§ **EXERCISE DESCRIPTION**:
Review the material and extract every line in which the word "this" occurs.

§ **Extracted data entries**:
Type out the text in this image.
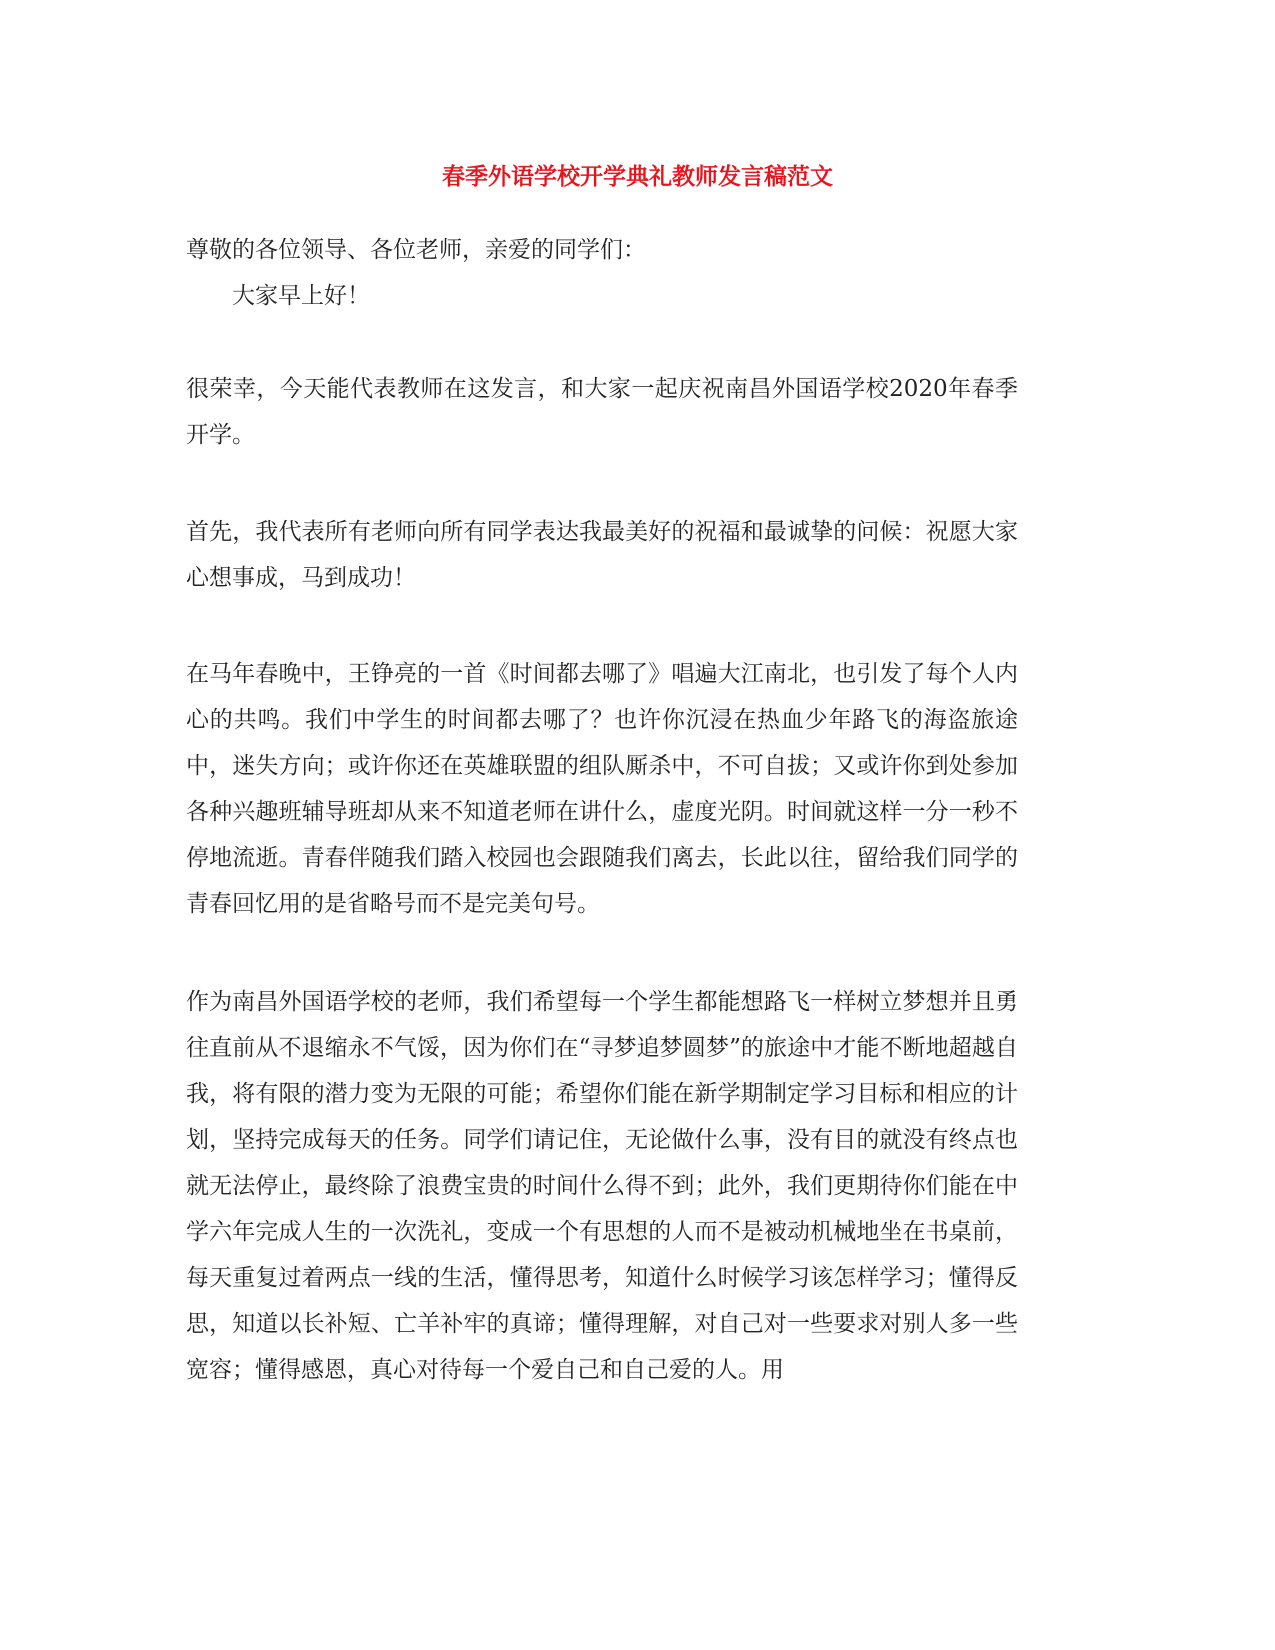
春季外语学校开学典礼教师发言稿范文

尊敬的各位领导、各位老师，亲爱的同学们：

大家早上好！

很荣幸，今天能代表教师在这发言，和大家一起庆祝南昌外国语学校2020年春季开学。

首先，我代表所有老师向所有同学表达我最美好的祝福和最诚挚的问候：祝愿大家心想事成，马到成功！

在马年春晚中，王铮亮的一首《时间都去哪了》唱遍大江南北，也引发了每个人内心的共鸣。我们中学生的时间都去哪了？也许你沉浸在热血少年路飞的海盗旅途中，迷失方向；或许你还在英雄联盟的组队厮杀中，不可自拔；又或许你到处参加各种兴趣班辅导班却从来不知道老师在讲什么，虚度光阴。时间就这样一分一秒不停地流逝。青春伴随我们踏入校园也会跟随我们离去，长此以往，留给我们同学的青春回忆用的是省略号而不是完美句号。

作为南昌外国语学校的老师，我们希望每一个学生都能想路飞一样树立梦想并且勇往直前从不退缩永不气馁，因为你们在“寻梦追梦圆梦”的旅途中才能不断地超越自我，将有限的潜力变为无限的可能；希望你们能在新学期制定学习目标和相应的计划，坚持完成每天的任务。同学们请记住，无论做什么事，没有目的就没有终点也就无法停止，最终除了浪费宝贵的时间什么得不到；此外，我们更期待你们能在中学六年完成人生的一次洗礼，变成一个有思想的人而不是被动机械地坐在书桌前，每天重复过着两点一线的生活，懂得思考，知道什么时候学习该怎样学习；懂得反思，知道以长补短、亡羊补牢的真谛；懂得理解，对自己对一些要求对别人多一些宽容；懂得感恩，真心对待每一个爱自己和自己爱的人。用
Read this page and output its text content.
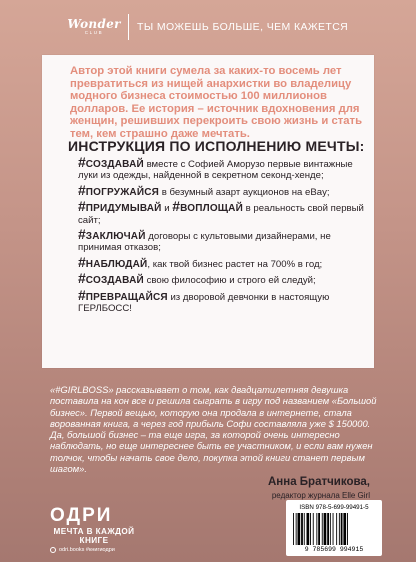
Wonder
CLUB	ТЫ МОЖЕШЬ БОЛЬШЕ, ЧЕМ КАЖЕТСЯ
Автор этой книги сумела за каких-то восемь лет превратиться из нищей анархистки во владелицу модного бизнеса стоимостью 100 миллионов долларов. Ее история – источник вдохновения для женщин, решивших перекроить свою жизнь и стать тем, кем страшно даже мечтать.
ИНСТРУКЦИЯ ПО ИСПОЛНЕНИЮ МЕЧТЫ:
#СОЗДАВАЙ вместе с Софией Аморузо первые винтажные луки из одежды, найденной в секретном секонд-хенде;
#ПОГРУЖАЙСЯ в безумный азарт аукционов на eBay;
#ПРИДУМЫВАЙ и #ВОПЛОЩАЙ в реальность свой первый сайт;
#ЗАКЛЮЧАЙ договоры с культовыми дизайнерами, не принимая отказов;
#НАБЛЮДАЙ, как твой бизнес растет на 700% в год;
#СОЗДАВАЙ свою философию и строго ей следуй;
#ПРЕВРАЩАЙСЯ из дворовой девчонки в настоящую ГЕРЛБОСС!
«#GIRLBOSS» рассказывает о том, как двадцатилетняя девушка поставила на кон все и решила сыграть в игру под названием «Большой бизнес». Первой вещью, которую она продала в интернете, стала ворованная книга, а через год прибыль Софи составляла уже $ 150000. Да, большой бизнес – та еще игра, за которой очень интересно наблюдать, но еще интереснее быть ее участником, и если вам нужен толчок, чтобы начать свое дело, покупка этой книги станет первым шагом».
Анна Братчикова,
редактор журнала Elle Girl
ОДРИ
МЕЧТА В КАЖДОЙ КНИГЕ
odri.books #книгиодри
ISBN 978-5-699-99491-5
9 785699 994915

---

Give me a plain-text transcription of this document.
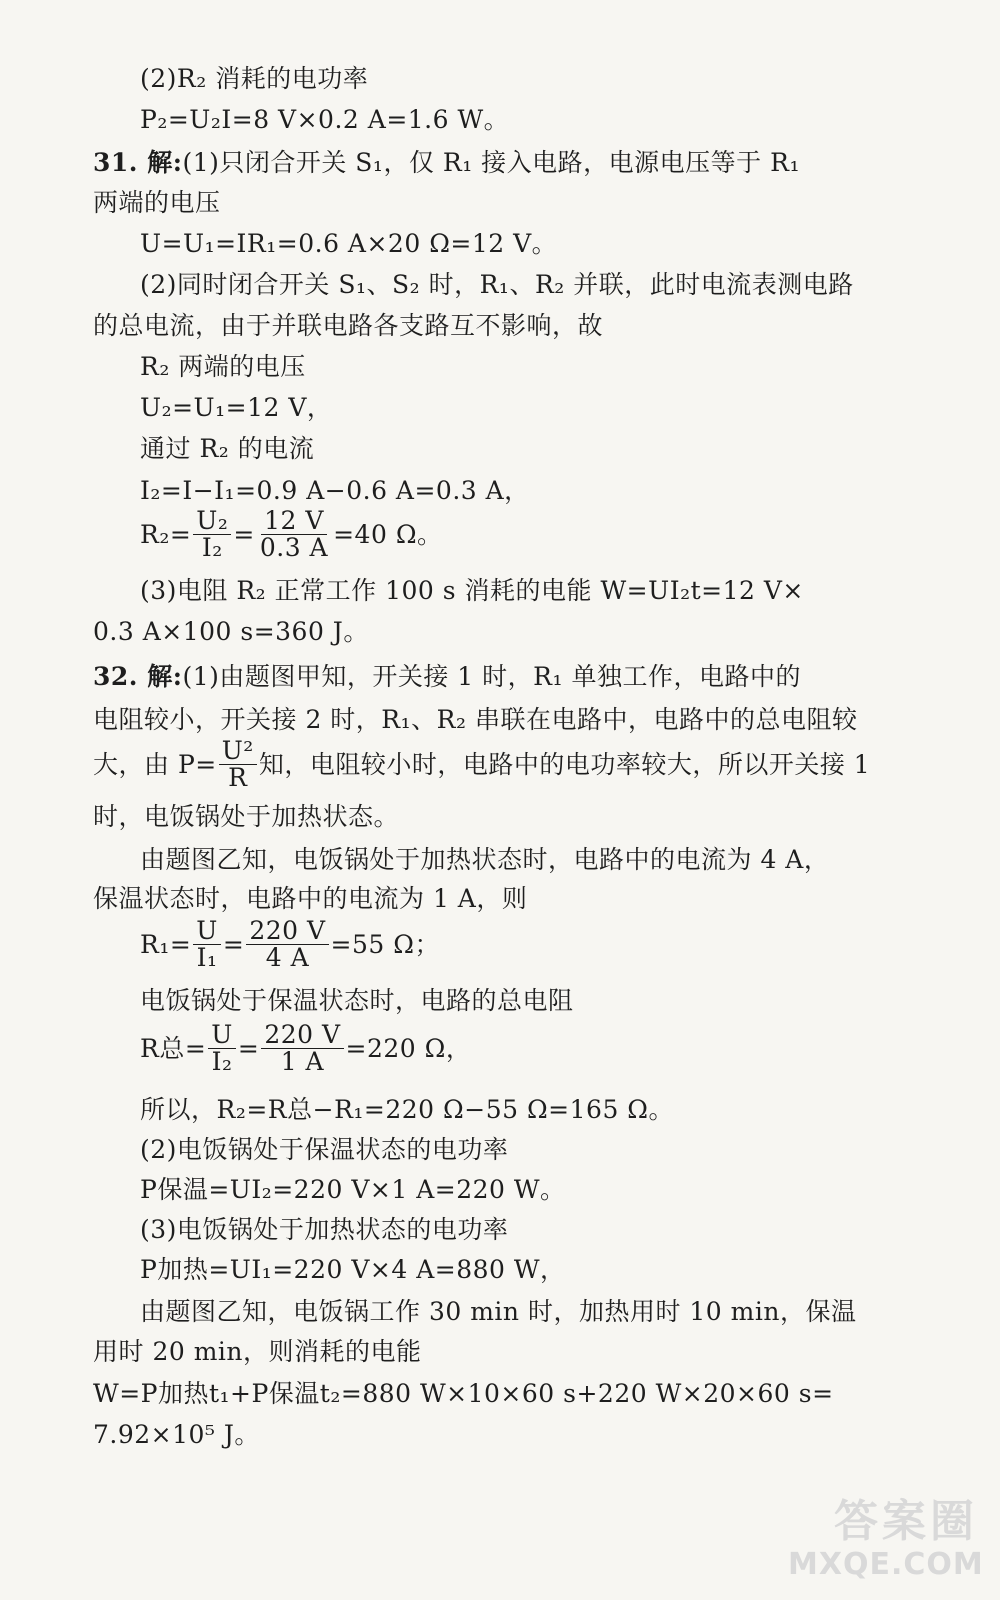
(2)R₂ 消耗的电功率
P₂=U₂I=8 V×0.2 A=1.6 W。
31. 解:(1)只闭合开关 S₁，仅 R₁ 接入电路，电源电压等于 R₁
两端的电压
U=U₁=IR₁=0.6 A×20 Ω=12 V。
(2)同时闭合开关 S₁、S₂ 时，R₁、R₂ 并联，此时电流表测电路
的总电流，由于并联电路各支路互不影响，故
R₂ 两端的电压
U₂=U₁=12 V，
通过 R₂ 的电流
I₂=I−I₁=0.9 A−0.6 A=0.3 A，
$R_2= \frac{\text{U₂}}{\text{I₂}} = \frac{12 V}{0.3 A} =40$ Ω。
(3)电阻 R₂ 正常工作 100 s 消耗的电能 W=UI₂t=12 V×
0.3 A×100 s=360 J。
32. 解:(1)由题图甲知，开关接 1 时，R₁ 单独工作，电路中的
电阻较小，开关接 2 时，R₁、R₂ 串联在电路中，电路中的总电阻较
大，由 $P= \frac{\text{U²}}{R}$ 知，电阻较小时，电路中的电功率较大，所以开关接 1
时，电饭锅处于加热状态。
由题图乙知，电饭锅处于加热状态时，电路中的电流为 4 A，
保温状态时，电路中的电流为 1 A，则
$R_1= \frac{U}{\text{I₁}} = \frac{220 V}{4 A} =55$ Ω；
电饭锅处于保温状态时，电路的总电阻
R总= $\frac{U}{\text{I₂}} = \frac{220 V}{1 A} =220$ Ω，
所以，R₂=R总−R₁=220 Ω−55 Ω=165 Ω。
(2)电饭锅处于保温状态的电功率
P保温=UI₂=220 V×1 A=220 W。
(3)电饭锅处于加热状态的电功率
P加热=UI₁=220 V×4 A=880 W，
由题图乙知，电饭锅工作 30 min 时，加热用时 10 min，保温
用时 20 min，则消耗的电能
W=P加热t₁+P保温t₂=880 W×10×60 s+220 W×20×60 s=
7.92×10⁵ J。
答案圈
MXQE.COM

§ **COMPLETED EXERCISE**:
Type out the text in this image.
Read this page and output its text content.
Give me a plain-text transcription of this document.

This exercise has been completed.